►
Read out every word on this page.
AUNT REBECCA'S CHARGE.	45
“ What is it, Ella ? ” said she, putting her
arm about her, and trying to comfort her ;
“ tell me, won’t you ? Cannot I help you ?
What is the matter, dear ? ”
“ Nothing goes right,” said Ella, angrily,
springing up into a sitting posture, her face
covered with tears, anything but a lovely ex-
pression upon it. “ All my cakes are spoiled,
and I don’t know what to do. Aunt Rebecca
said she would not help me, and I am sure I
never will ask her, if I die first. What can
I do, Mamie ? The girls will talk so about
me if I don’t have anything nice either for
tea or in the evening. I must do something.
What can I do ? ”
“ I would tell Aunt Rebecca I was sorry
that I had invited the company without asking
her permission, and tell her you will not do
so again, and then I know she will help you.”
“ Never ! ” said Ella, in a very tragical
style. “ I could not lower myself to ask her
◄
▸ Required work:
Copy every line of the listing that includes the string "help".

▸ Solution to the problem:
“ tell me, won’t you ? Cannot I help you ?
said she would not help me, and I am sure I
so again, and then I know she will help you.”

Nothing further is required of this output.